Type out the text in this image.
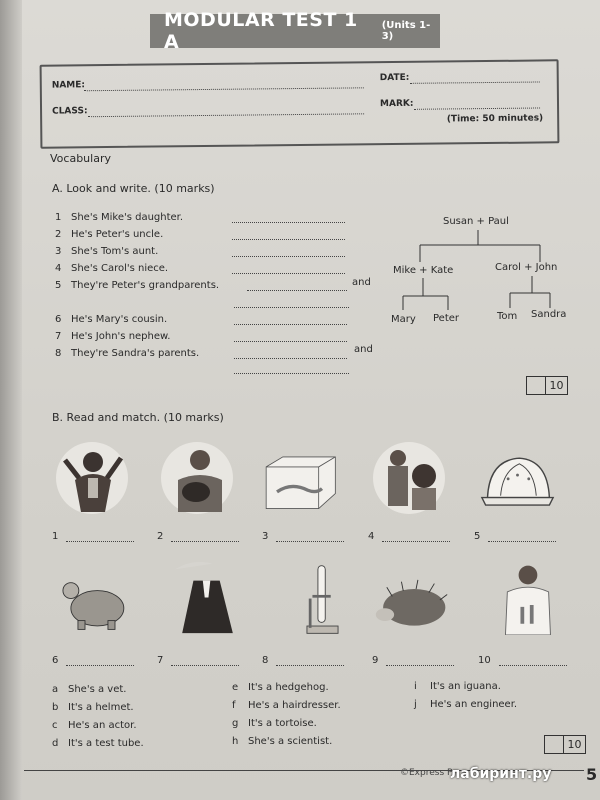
MODULAR TEST 1 A
(Units 1-3)
NAME:
DATE:
CLASS:
MARK:
(Time: 50 minutes)
Vocabulary
A. Look and write. (10 marks)
1 She's Mike's daughter.
2 He's Peter's uncle.
3 She's Tom's aunt.
4 She's Carol's niece.
5 They're Peter's grandparents.
6 He's Mary's cousin.
7 He's John's nephew.
8 They're Sandra's parents.
and
and
Susan + Paul
Mike + Kate	Carol + John
Mary Peter	Tom Sandra
10
B. Read and match. (10 marks)
1	2	3	4	5
6	7	8	9	10
a She's a vet.
b It's a helmet.
c	He's an actor.
d It's a test tube.
e It's a hedgehog.
f	He's a hairdresser.
g It's a tortoise.
h She's a scientist.
i	It's an iguana.
j	He's an engineer.
10
©Express P
лабиринт.ру 5
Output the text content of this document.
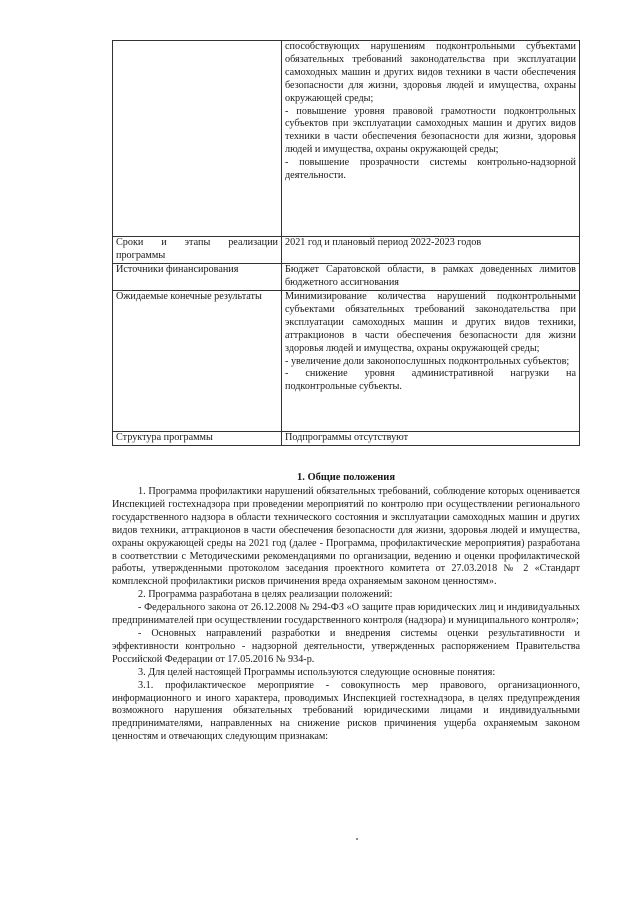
	способствующих нарушениям подконтрольными субъектами обязательных требований законодательства при эксплуатации самоходных машин и других видов техники в части обеспечения безопасности для жизни, здоровья людей и имущества, охраны окружающей среды;

- повышение уровня правовой грамотности подконтрольных субъектов при эксплуатации самоходных машин и других видов техники в части обеспечения безопасности для жизни, здоровья людей и имущества, охраны окружающей среды;

- повышение прозрачности системы контрольно-надзорной деятельности.

Сроки и этапы реализации программы	2021 год и плановый период 2022-2023 годов

Источники финансирования	Бюджет Саратовской области, в рамках доведенных лимитов бюджетного ассигнования

Ожидаемые конечные результаты	Минимизирование количества нарушений подконтрольными субъектами обязательных требований законодательства при эксплуатации самоходных машин и других видов техники, аттракционов в части обеспечения безопасности для жизни здоровья людей и имущества, охраны окружающей среды;

- увеличение доли законопослушных подконтрольных субъектов;

- снижение уровня административной нагрузки на подконтрольные субъекты.

Структура программы	Подпрограммы отсутствуют

1. Общие положения

1. Программа профилактики нарушений обязательных требований, соблюдение которых оценивается Инспекцией гостехнадзора при проведении мероприятий по контролю при осуществлении регионального государственного надзора в области технического состояния и эксплуатации самоходных машин и других видов техники, аттракционов в части обеспечения безопасности для жизни, здоровья людей и имущества, охраны окружающей среды на 2021 год (далее - Программа, профилактические мероприятия) разработана в соответствии с Методическими рекомендациями по организации, ведению и оценки профилактической работы, утвержденными протоколом заседания проектного комитета от 27.03.2018 № 2 «Стандарт комплексной профилактики рисков причинения вреда охраняемым законом ценностям».

2. Программа разработана в целях реализации положений:

- Федерального закона от 26.12.2008 № 294-ФЗ «О защите прав юридических лиц и индивидуальных предпринимателей при осуществлении государственного контроля (надзора) и муниципального контроля»;

- Основных направлений разработки и внедрения системы оценки результативности и эффективности контрольно - надзорной деятельности, утвержденных распоряжением Правительства Российской Федерации от 17.05.2016 № 934-р.

3. Для целей настоящей Программы используются следующие основные понятия:

3.1. профилактическое мероприятие - совокупность мер правового, организационного, информационного и иного характера, проводимых Инспекцией гостехнадзора, в целях предупреждения возможного нарушения обязательных требований юридическими лицами и индивидуальными предпринимателями, направленных на снижение рисков причинения ущерба охраняемым законом ценностям и отвечающих следующим признакам:
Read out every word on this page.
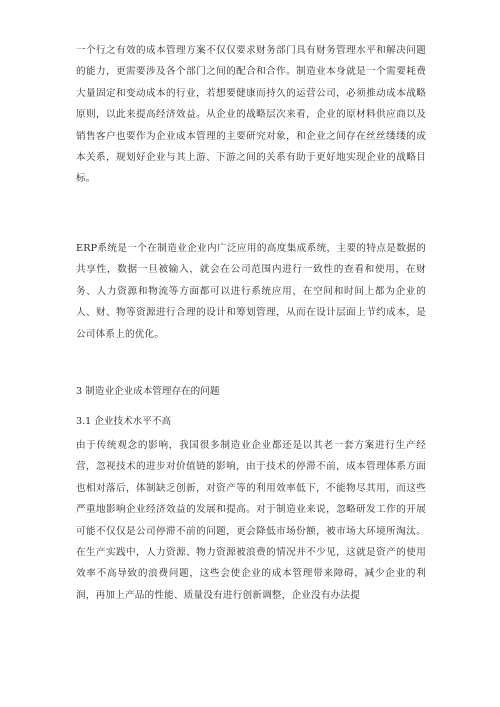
一个行之有效的成本管理方案不仅仅要求财务部门具有财务管理水平和解决问题的能力，更需要涉及各个部门之间的配合和合作。制造业本身就是一个需要耗费大量固定和变动成本的行业，若想要健康而持久的运营公司，必须推动成本战略原则，以此来提高经济效益。从企业的战略层次来看，企业的原材料供应商以及销售客户也要作为企业成本管理的主要研究对象，和企业之间存在丝丝缕缕的成本关系，规划好企业与其上游、下游之间的关系有助于更好地实现企业的战略目标。

ERP系统是一个在制造业企业内广泛应用的高度集成系统，主要的特点是数据的共享性，数据一旦被输入，就会在公司范围内进行一致性的查看和使用，在财务、人力资源和物流等方面都可以进行系统应用，在空间和时间上都为企业的人、财、物等资源进行合理的设计和筹划管理，从而在设计层面上节约成本，是公司体系上的优化。

3 制造业企业成本管理存在的问题
3.1 企业技术水平不高

由于传统观念的影响，我国很多制造业企业都还是以其老一套方案进行生产经营，忽视技术的进步对价值链的影响，由于技术的停滞不前，成本管理体系方面也相对落后，体制缺乏创新，对资产等的利用效率低下，不能物尽其用，而这些严重地影响企业经济效益的发展和提高。对于制造业来说，忽略研发工作的开展可能不仅仅是公司停滞不前的问题，更会降低市场份额，被市场大环境所淘汰。在生产实践中，人力资源、物力资源被浪费的情况并不少见，这就是资产的使用效率不高导致的浪费问题，这些会使企业的成本管理带来障碍，减少企业的利润，再加上产品的性能、质量没有进行创新调整，企业没有办法提
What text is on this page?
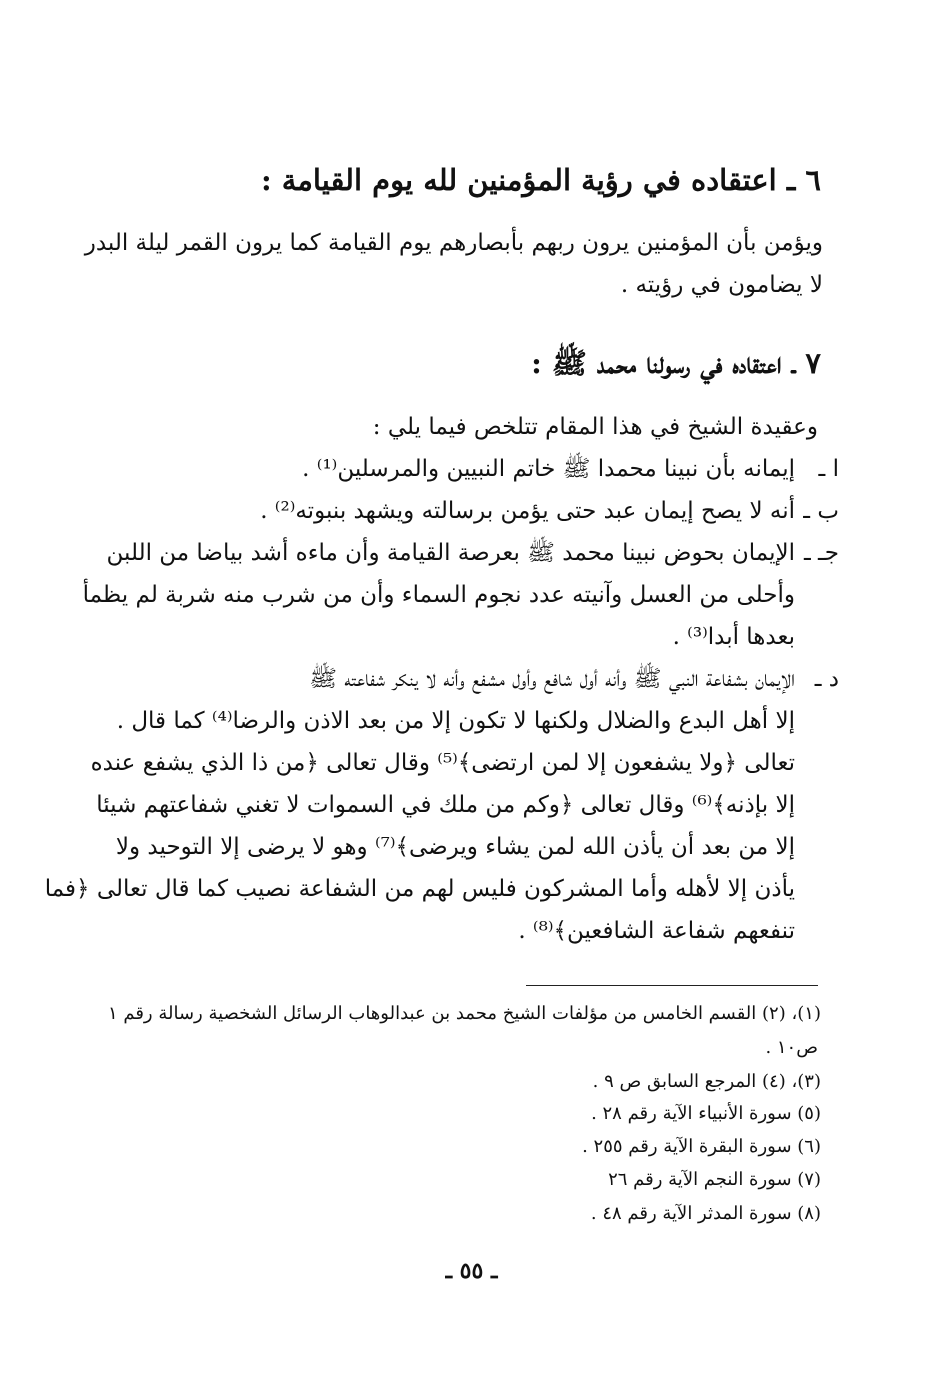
٦ ـ اعتقاده في رؤية المؤمنين لله يوم القيامة :
ويؤمن بأن المؤمنين يرون ربهم بأبصارهم يوم القيامة كما يرون القمر ليلة البدر
لا يضامون في رؤيته .
٧ ـ اعتقاده في رسولنا محمد ﷺ :
وعقيدة الشيخ في هذا المقام تتلخص فيما يلي :
ا ـ
إيمانه بأن نبينا محمدا ﷺ خاتم النبيين والمرسلين⁽¹⁾ .
ب ـ
أنه لا يصح إيمان عبد حتى يؤمن برسالته ويشهد بنبوته⁽²⁾ .
جـ ـ
الإيمان بحوض نبينا محمد ﷺ بعرصة القيامة وأن ماءه أشد بياضا من اللبن
وأحلى من العسل وآنيته عدد نجوم السماء وأن من شرب منه شربة لم يظمأ
بعدها أبدا⁽³⁾ .
د ـ
الإيمان بشفاعة النبي ﷺ وأنه أول شافع وأول مشفع وأنه لا ينكر شفاعته ﷺ
إلا أهل البدع والضلال ولكنها لا تكون إلا من بعد الاذن والرضا⁽⁴⁾ كما قال .
تعالى ﴿ولا يشفعون إلا لمن ارتضى﴾⁽⁵⁾ وقال تعالى ﴿من ذا الذي يشفع عنده
إلا بإذنه﴾⁽⁶⁾ وقال تعالى ﴿وكم من ملك في السموات لا تغني شفاعتهم شيئا
إلا من بعد أن يأذن الله لمن يشاء ويرضى﴾⁽⁷⁾ وهو لا يرضى إلا التوحيد ولا
يأذن إلا لأهله وأما المشركون فليس لهم من الشفاعة نصيب كما قال تعالى ﴿فما
تنفعهم شفاعة الشافعين﴾⁽⁸⁾ .
(١)، (٢) القسم الخامس من مؤلفات الشيخ محمد بن عبدالوهاب الرسائل الشخصية رسالة رقم ١
ص١٠ .
(٣)، (٤) المرجع السابق ص ٩ .
(٥) سورة الأنبياء الآية رقم ٢٨ .
(٦) سورة البقرة الآية رقم ٢٥٥ .
(٧) سورة النجم الآية رقم ٢٦
(٨) سورة المدثر الآية رقم ٤٨ .
ـ ٥٥ ـ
● ● ● ● ● ● ●
WHAT TO WORK ON »
Restate each entry word for word, please, but drop any images it holds.

REPLY »
Type out the text in this image.
MODULAR TEST 1 A
(Units 1-3)
NAME:
DATE:
CLASS:
MARK:
(Time: 50 minutes)
Vocabulary
A. Look and write. (10 marks)
1 She's Mike's daughter.
2 He's Peter's uncle.
3 She's Tom's aunt.
4 She's Carol's niece.
5 They're Peter's grandparents.
6 He's Mary's cousin.
7 He's John's nephew.
8 They're Sandra's parents.
and
and
Susan + Paul
Mike + Kate	Carol + John
Mary Peter	Tom Sandra
10
B. Read and match. (10 marks)
1	2	3	4	5
6	7	8	9	10
a She's a vet.
b It's a helmet.
c	He's an actor.
d It's a test tube.
e It's a hedgehog.
f	He's a hairdresser.
g It's a tortoise.
h She's a scientist.
i	It's an iguana.
j	He's an engineer.
10
©Express P
лабиринт.ру 5
Output the text content of this document.
	способствующих нарушениям подконтрольными субъектами обязательных требований законодательства при эксплуатации самоходных машин и других видов техники в части обеспечения безопасности для жизни, здоровья людей и имущества, охраны окружающей среды;

- повышение уровня правовой грамотности подконтрольных субъектов при эксплуатации самоходных машин и других видов техники в части обеспечения безопасности для жизни, здоровья людей и имущества, охраны окружающей среды;

- повышение прозрачности системы контрольно-надзорной деятельности.

Сроки и этапы реализации программы	2021 год и плановый период 2022-2023 годов

Источники финансирования	Бюджет Саратовской области, в рамках доведенных лимитов бюджетного ассигнования

Ожидаемые конечные результаты	Минимизирование количества нарушений подконтрольными субъектами обязательных требований законодательства при эксплуатации самоходных машин и других видов техники, аттракционов в части обеспечения безопасности для жизни здоровья людей и имущества, охраны окружающей среды;

- увеличение доли законопослушных подконтрольных субъектов;

- снижение уровня административной нагрузки на подконтрольные субъекты.

Структура программы	Подпрограммы отсутствуют

1. Общие положения

1. Программа профилактики нарушений обязательных требований, соблюдение которых оценивается Инспекцией гостехнадзора при проведении мероприятий по контролю при осуществлении регионального государственного надзора в области технического состояния и эксплуатации самоходных машин и других видов техники, аттракционов в части обеспечения безопасности для жизни, здоровья людей и имущества, охраны окружающей среды на 2021 год (далее - Программа, профилактические мероприятия) разработана в соответствии с Методическими рекомендациями по организации, ведению и оценки профилактической работы, утвержденными протоколом заседания проектного комитета от 27.03.2018 № 2 «Стандарт комплексной профилактики рисков причинения вреда охраняемым законом ценностям».

2. Программа разработана в целях реализации положений:

- Федерального закона от 26.12.2008 № 294-ФЗ «О защите прав юридических лиц и индивидуальных предпринимателей при осуществлении государственного контроля (надзора) и муниципального контроля»;

- Основных направлений разработки и внедрения системы оценки результативности и эффективности контрольно - надзорной деятельности, утвержденных распоряжением Правительства Российской Федерации от 17.05.2016 № 934-р.

3. Для целей настоящей Программы используются следующие основные понятия:

3.1. профилактическое мероприятие - совокупность мер правового, организационного, информационного и иного характера, проводимых Инспекцией гостехнадзора, в целях предупреждения возможного нарушения обязательных требований юридическими лицами и индивидуальными предпринимателями, направленных на снижение рисков причинения ущерба охраняемым законом ценностям и отвечающих следующим признакам:
Read out every word on this page.
一个行之有效的成本管理方案不仅仅要求财务部门具有财务管理水平和解决问题的能力，更需要涉及各个部门之间的配合和合作。制造业本身就是一个需要耗费大量固定和变动成本的行业，若想要健康而持久的运营公司，必须推动成本战略原则，以此来提高经济效益。从企业的战略层次来看，企业的原材料供应商以及销售客户也要作为企业成本管理的主要研究对象，和企业之间存在丝丝缕缕的成本关系，规划好企业与其上游、下游之间的关系有助于更好地实现企业的战略目标。

ERP系统是一个在制造业企业内广泛应用的高度集成系统，主要的特点是数据的共享性，数据一旦被输入，就会在公司范围内进行一致性的查看和使用，在财务、人力资源和物流等方面都可以进行系统应用，在空间和时间上都为企业的人、财、物等资源进行合理的设计和筹划管理，从而在设计层面上节约成本，是公司体系上的优化。

3 制造业企业成本管理存在的问题
3.1 企业技术水平不高

由于传统观念的影响，我国很多制造业企业都还是以其老一套方案进行生产经营，忽视技术的进步对价值链的影响，由于技术的停滞不前，成本管理体系方面也相对落后，体制缺乏创新，对资产等的利用效率低下，不能物尽其用，而这些严重地影响企业经济效益的发展和提高。对于制造业来说，忽略研发工作的开展可能不仅仅是公司停滞不前的问题，更会降低市场份额，被市场大环境所淘汰。在生产实践中，人力资源、物力资源被浪费的情况并不少见，这就是资产的使用效率不高导致的浪费问题，这些会使企业的成本管理带来障碍，减少企业的利润，再加上产品的性能、质量没有进行创新调整，企业没有办法提
What text is on this page?
٦ ـ اعتقاده في رؤية المؤمنين لله يوم القيامة :
ويؤمن بأن المؤمنين يرون ربهم بأبصارهم يوم القيامة كما يرون القمر ليلة البدر
لا يضامون في رؤيته .
٧ ـ اعتقاده في رسولنا محمد ﷺ :
وعقيدة الشيخ في هذا المقام تتلخص فيما يلي :
ا ـ
إيمانه بأن نبينا محمدا ﷺ خاتم النبيين والمرسلين⁽¹⁾ .
ب ـ
أنه لا يصح إيمان عبد حتى يؤمن برسالته ويشهد بنبوته⁽²⁾ .
جـ ـ
الإيمان بحوض نبينا محمد ﷺ بعرصة القيامة وأن ماءه أشد بياضا من اللبن
وأحلى من العسل وآنيته عدد نجوم السماء وأن من شرب منه شربة لم يظمأ
بعدها أبدا⁽³⁾ .
د ـ
الإيمان بشفاعة النبي ﷺ وأنه أول شافع وأول مشفع وأنه لا ينكر شفاعته ﷺ
إلا أهل البدع والضلال ولكنها لا تكون إلا من بعد الاذن والرضا⁽⁴⁾ كما قال .
تعالى ﴿ولا يشفعون إلا لمن ارتضى﴾⁽⁵⁾ وقال تعالى ﴿من ذا الذي يشفع عنده
إلا بإذنه﴾⁽⁶⁾ وقال تعالى ﴿وكم من ملك في السموات لا تغني شفاعتهم شيئا
إلا من بعد أن يأذن الله لمن يشاء ويرضى﴾⁽⁷⁾ وهو لا يرضى إلا التوحيد ولا
يأذن إلا لأهله وأما المشركون فليس لهم من الشفاعة نصيب كما قال تعالى ﴿فما
تنفعهم شفاعة الشافعين﴾⁽⁸⁾ .
(١)، (٢) القسم الخامس من مؤلفات الشيخ محمد بن عبدالوهاب الرسائل الشخصية رسالة رقم ١
ص١٠ .
(٣)، (٤) المرجع السابق ص ٩ .
(٥) سورة الأنبياء الآية رقم ٢٨ .
(٦) سورة البقرة الآية رقم ٢٥٥ .
(٧) سورة النجم الآية رقم ٢٦
(٨) سورة المدثر الآية رقم ٤٨ .
ـ ٥٥ ـ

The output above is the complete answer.